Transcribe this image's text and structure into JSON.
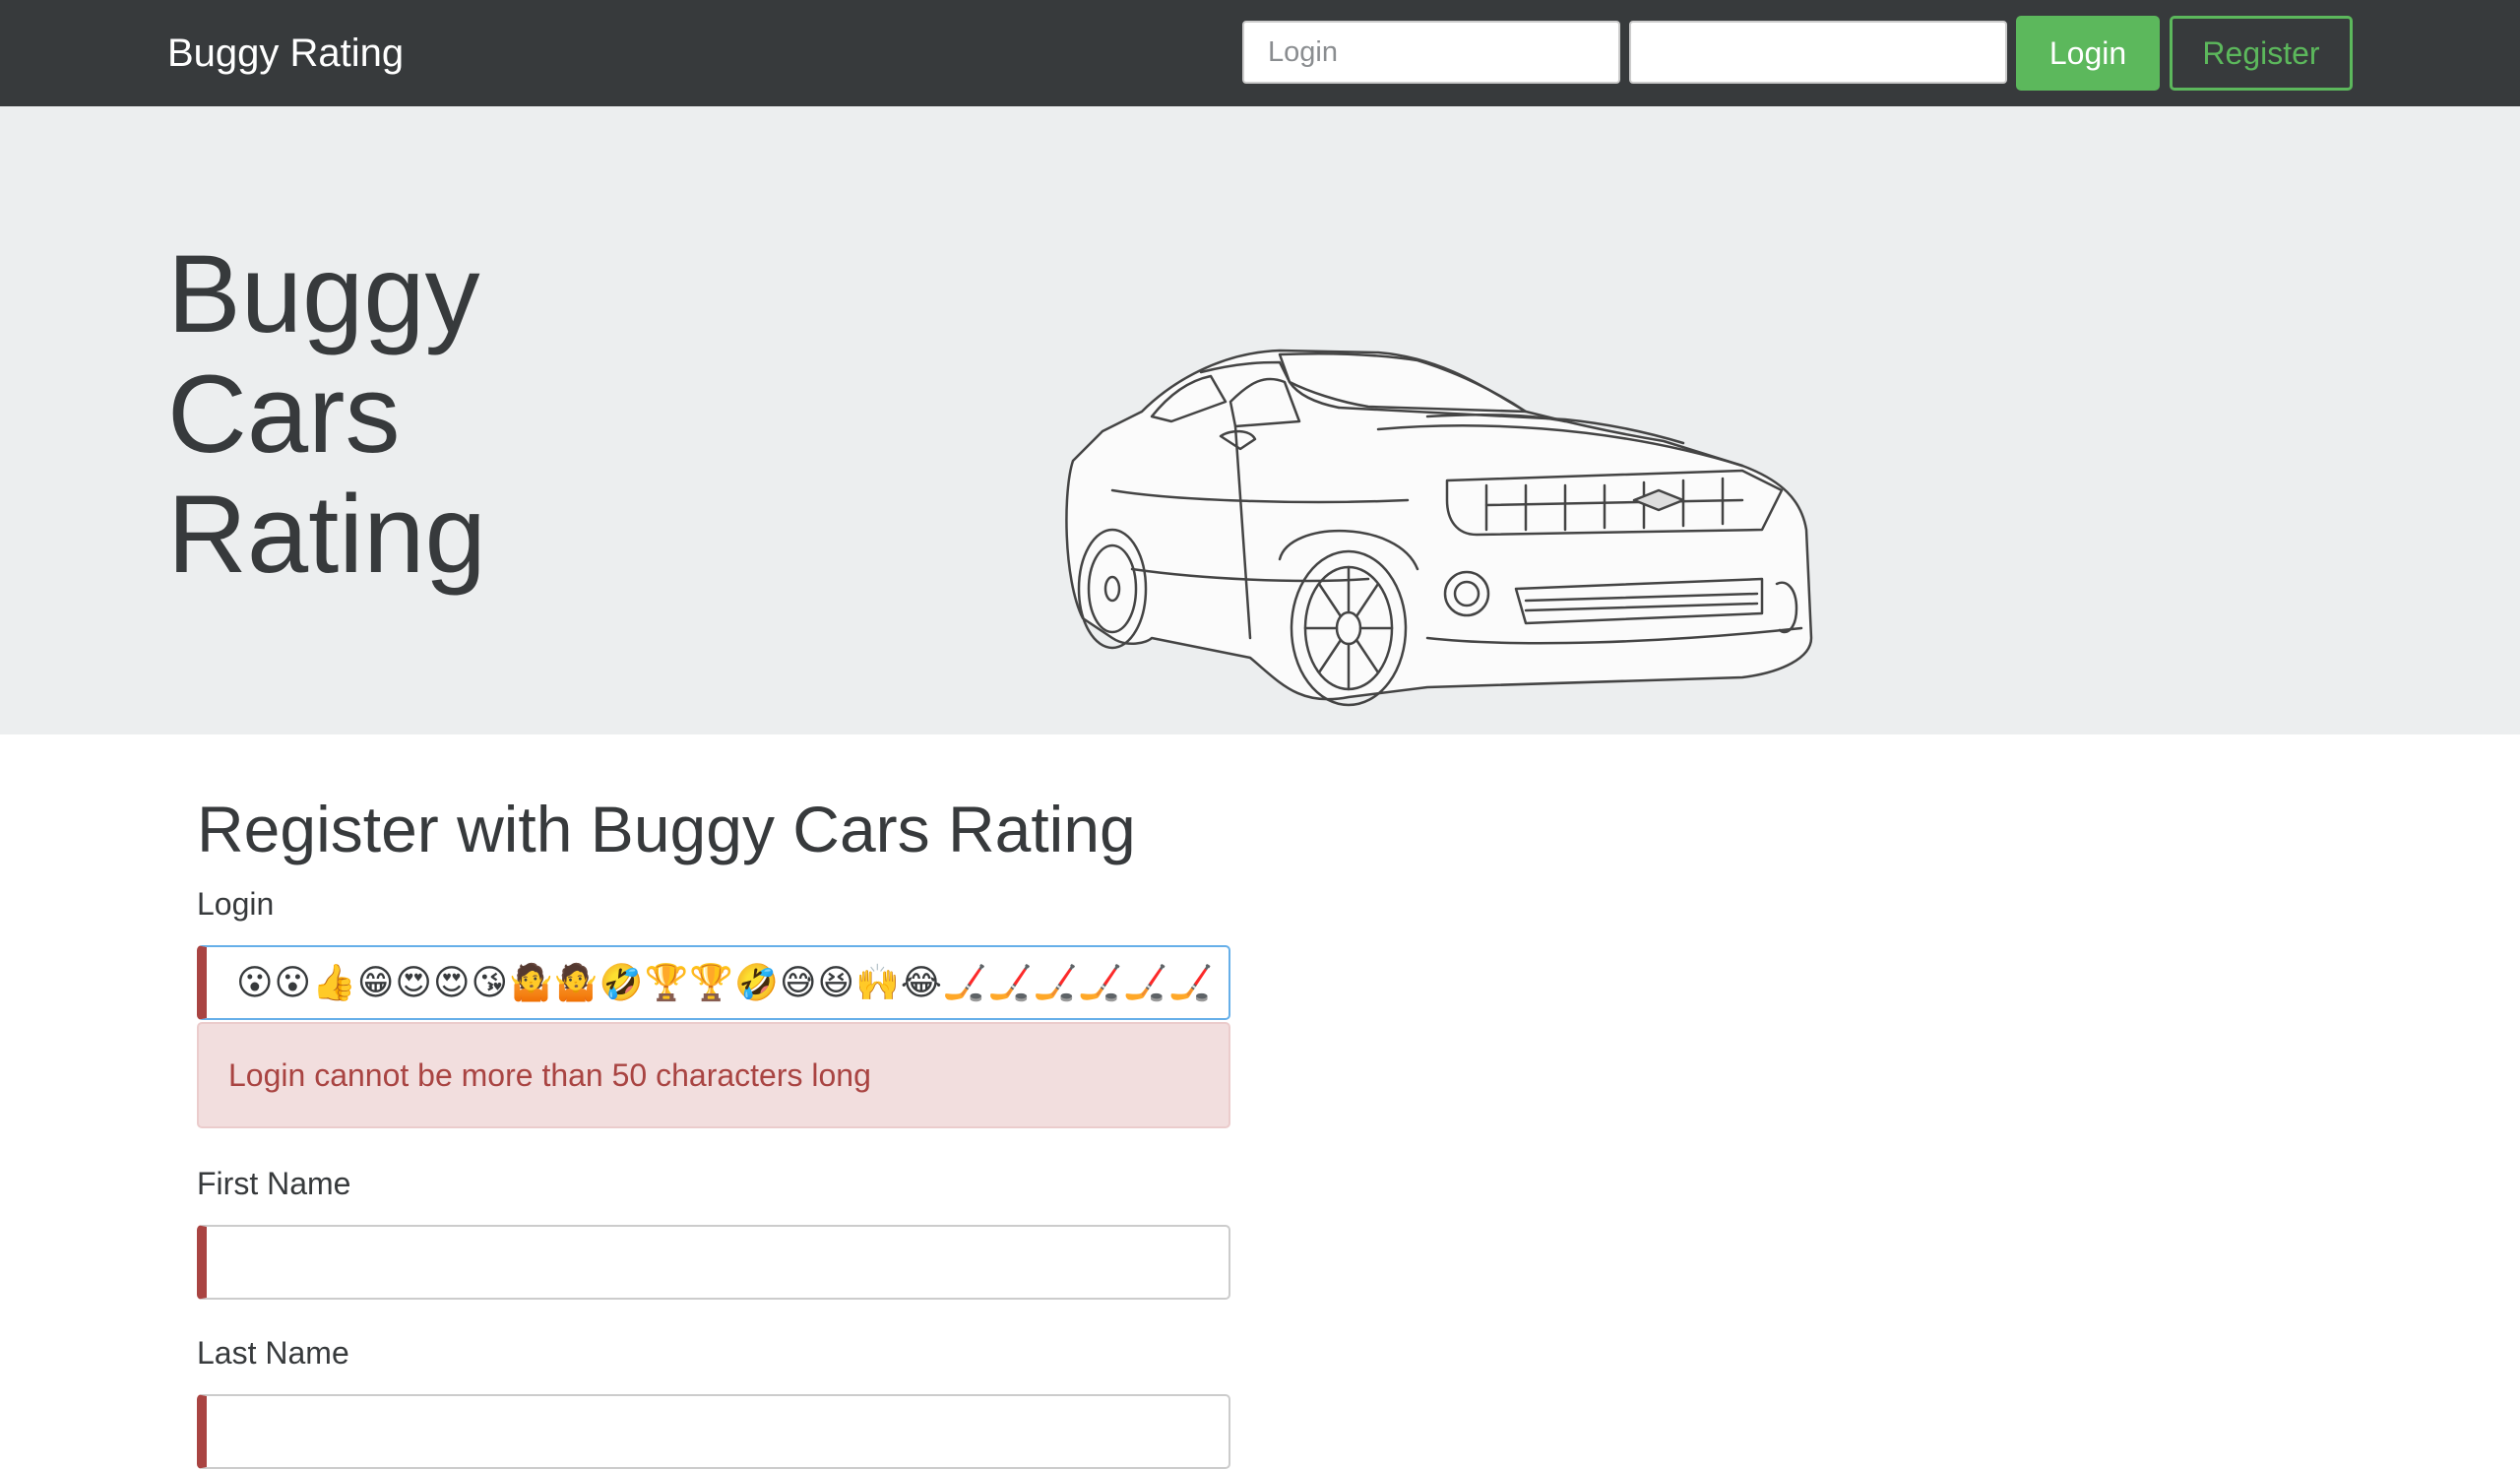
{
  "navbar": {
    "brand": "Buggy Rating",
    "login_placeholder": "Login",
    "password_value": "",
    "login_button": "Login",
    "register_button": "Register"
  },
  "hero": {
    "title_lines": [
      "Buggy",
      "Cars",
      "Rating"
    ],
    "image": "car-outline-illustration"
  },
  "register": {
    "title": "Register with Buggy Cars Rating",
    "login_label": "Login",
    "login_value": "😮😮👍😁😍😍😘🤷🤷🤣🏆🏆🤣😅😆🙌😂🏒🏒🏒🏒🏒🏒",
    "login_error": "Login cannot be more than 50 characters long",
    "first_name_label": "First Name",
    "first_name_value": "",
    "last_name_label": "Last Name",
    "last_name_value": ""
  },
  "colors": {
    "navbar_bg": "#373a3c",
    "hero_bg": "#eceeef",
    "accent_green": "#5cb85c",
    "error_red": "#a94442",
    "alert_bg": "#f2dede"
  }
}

▬▬▬

_Requirement:_
Print the whole listing above once more, word for word, without its pictures.

_Solved problem:_
Transcribe this image's text and structure into JSON.
{
  "navbar": {
    "brand": "Buggy Rating",
    "login_placeholder": "Login",
    "password_value": "",
    "login_button": "Login",
    "register_button": "Register"
  },
  "hero": {
    "title_lines": [
      "Buggy",
      "Cars",
      "Rating"
    ],
    "image": "car-outline-illustration"
  },
  "register": {
    "title": "Register with Buggy Cars Rating",
    "login_label": "Login",
    "login_value": "😮😮👍😁😍😍😘🤷🤷🤣🏆🏆🤣😅😆🙌😂🏒🏒🏒🏒🏒🏒",
    "login_error": "Login cannot be more than 50 characters long",
    "first_name_label": "First Name",
    "first_name_value": "",
    "last_name_label": "Last Name",
    "last_name_value": ""
  },
  "colors": {
    "navbar_bg": "#373a3c",
    "hero_bg": "#eceeef",
    "accent_green": "#5cb85c",
    "error_red": "#a94442",
    "alert_bg": "#f2dede"
  }
}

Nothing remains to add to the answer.